_Exercise input_.
* * * * * * *

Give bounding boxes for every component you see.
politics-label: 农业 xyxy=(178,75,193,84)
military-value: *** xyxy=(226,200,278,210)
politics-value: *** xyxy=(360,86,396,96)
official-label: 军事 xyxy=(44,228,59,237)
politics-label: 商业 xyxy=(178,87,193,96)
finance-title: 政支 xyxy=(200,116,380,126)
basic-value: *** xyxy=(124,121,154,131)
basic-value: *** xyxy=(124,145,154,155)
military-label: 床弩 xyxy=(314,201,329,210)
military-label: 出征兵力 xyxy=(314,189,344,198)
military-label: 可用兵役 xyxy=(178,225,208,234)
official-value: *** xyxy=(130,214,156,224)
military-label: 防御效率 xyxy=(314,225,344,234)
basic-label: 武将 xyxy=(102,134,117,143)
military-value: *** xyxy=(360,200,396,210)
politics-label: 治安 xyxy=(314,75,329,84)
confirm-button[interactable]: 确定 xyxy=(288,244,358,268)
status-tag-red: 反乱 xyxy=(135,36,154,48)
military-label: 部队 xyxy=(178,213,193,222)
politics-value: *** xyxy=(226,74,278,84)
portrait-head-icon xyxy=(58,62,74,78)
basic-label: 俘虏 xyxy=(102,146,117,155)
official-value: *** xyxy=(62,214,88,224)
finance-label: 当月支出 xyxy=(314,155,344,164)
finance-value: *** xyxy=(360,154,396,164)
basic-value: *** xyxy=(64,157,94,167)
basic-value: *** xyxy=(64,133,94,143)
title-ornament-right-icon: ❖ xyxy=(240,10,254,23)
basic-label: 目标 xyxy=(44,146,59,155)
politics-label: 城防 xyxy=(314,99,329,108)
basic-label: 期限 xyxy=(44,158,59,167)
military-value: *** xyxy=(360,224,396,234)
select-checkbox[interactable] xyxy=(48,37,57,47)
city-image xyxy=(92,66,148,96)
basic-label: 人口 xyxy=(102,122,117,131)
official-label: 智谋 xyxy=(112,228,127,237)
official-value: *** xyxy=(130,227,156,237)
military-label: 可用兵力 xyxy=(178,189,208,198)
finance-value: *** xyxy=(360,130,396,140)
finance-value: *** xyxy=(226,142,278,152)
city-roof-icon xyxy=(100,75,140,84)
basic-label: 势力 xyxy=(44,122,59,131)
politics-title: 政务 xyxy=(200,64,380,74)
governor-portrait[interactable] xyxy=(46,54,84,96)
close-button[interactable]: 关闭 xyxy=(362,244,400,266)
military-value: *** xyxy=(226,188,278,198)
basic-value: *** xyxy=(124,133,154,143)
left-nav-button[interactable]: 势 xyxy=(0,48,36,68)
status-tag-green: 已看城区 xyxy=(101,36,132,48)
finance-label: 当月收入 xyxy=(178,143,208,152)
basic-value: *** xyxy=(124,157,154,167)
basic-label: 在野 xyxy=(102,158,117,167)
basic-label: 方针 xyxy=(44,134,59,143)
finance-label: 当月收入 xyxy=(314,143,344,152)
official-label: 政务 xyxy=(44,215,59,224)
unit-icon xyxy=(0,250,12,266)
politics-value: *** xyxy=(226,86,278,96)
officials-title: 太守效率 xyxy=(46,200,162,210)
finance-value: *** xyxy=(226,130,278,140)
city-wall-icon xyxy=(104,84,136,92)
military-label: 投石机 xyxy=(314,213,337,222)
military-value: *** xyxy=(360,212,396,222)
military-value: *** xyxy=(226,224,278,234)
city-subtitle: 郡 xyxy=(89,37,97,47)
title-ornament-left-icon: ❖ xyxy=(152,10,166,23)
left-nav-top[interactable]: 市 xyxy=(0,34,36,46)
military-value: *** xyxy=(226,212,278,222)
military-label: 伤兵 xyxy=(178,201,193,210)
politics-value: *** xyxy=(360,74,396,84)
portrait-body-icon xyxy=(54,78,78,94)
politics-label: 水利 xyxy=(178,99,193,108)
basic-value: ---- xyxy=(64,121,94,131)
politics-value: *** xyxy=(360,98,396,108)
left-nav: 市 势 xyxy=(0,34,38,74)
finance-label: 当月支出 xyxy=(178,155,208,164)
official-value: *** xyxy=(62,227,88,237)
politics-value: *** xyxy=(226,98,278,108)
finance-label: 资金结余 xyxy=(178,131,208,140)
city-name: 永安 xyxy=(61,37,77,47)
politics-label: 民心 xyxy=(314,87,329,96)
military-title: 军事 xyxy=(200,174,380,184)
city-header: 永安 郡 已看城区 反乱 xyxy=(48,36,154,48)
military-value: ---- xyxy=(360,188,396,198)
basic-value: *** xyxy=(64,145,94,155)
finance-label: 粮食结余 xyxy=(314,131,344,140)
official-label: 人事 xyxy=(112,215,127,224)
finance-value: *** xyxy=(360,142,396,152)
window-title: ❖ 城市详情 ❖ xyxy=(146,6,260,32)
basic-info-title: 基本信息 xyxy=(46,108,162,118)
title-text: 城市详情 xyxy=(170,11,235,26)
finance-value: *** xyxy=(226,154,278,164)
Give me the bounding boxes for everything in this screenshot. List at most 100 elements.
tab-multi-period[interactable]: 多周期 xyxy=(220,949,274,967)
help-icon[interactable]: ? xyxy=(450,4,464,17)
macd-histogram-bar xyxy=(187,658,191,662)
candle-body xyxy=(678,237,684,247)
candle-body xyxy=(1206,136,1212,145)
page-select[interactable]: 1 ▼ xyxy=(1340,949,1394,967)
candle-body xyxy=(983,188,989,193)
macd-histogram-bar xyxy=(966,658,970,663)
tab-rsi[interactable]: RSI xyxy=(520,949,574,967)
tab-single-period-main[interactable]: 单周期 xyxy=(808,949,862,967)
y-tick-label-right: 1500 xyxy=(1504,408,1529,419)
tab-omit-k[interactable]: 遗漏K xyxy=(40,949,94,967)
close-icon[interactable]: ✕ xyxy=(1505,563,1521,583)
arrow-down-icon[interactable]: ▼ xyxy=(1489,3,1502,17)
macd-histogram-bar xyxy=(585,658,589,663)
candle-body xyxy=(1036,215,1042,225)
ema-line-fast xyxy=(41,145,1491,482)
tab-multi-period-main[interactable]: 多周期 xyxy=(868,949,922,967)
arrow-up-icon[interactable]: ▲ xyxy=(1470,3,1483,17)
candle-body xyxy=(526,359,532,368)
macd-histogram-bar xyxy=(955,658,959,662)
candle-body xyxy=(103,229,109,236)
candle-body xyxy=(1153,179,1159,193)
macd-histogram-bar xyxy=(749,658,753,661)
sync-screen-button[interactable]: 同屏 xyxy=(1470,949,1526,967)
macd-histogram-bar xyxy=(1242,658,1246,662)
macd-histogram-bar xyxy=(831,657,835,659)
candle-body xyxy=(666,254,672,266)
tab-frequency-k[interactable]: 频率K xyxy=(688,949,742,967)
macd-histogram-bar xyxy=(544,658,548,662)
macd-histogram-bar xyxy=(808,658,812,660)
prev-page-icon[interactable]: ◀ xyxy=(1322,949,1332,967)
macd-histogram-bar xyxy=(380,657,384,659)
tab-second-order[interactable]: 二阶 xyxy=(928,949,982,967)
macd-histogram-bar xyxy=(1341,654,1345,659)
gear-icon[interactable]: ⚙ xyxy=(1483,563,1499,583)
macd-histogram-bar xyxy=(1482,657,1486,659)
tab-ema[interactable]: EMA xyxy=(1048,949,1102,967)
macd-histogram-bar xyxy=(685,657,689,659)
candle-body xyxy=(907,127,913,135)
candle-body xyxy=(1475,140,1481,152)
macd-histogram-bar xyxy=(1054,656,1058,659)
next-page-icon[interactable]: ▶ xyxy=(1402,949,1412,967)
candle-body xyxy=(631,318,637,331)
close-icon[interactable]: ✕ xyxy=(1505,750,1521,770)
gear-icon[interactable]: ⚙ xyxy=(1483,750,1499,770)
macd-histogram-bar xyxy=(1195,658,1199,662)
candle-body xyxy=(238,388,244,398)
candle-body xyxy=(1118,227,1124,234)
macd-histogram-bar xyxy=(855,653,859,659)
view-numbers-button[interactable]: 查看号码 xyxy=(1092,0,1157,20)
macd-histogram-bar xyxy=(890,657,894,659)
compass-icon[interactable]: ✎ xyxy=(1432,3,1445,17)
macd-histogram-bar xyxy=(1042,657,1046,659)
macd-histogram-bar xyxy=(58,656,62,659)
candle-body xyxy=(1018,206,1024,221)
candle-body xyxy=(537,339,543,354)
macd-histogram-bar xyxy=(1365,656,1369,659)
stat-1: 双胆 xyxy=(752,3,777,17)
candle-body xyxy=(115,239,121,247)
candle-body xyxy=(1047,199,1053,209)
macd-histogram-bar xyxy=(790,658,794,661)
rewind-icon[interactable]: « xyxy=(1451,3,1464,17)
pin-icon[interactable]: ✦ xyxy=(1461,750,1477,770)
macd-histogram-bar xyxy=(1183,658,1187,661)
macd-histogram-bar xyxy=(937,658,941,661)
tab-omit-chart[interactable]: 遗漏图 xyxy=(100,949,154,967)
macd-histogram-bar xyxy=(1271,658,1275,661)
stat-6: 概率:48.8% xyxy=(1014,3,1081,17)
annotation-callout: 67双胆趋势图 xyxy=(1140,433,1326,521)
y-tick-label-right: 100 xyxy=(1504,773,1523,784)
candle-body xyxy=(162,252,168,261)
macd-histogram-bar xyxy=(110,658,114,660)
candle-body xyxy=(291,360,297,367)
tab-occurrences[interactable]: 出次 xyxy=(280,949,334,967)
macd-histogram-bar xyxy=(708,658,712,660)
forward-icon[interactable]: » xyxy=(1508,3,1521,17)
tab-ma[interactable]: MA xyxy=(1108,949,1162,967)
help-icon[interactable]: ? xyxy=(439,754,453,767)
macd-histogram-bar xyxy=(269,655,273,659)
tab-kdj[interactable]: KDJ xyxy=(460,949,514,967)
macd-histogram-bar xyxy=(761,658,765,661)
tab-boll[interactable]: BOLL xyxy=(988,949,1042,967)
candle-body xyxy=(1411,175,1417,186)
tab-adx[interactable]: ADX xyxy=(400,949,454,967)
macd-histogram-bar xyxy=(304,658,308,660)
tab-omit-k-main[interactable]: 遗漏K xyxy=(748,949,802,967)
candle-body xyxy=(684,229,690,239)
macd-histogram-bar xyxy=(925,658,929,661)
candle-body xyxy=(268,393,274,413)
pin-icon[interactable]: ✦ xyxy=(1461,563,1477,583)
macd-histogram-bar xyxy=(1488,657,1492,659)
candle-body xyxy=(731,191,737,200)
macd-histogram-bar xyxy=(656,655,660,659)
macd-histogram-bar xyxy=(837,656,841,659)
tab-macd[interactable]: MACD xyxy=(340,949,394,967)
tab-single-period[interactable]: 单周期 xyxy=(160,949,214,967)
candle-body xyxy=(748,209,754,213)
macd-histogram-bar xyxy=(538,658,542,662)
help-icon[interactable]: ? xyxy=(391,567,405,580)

* * * * * * *

_Written request_.
Pull out the rows above without any change, starting with the first row and going on through the line with "military-value: *** xyxy=(360,200,396,210)", that line included.

_Solution to this exercise_.
Give bounding boxes for every component you see.
politics-label: 农业 xyxy=(178,75,193,84)
military-value: *** xyxy=(226,200,278,210)
politics-value: *** xyxy=(360,86,396,96)
official-label: 军事 xyxy=(44,228,59,237)
politics-label: 商业 xyxy=(178,87,193,96)
finance-title: 政支 xyxy=(200,116,380,126)
basic-value: *** xyxy=(124,121,154,131)
basic-value: *** xyxy=(124,145,154,155)
military-label: 床弩 xyxy=(314,201,329,210)
military-label: 出征兵力 xyxy=(314,189,344,198)
military-label: 可用兵役 xyxy=(178,225,208,234)
official-value: *** xyxy=(130,214,156,224)
military-label: 防御效率 xyxy=(314,225,344,234)
basic-label: 武将 xyxy=(102,134,117,143)
military-value: *** xyxy=(360,200,396,210)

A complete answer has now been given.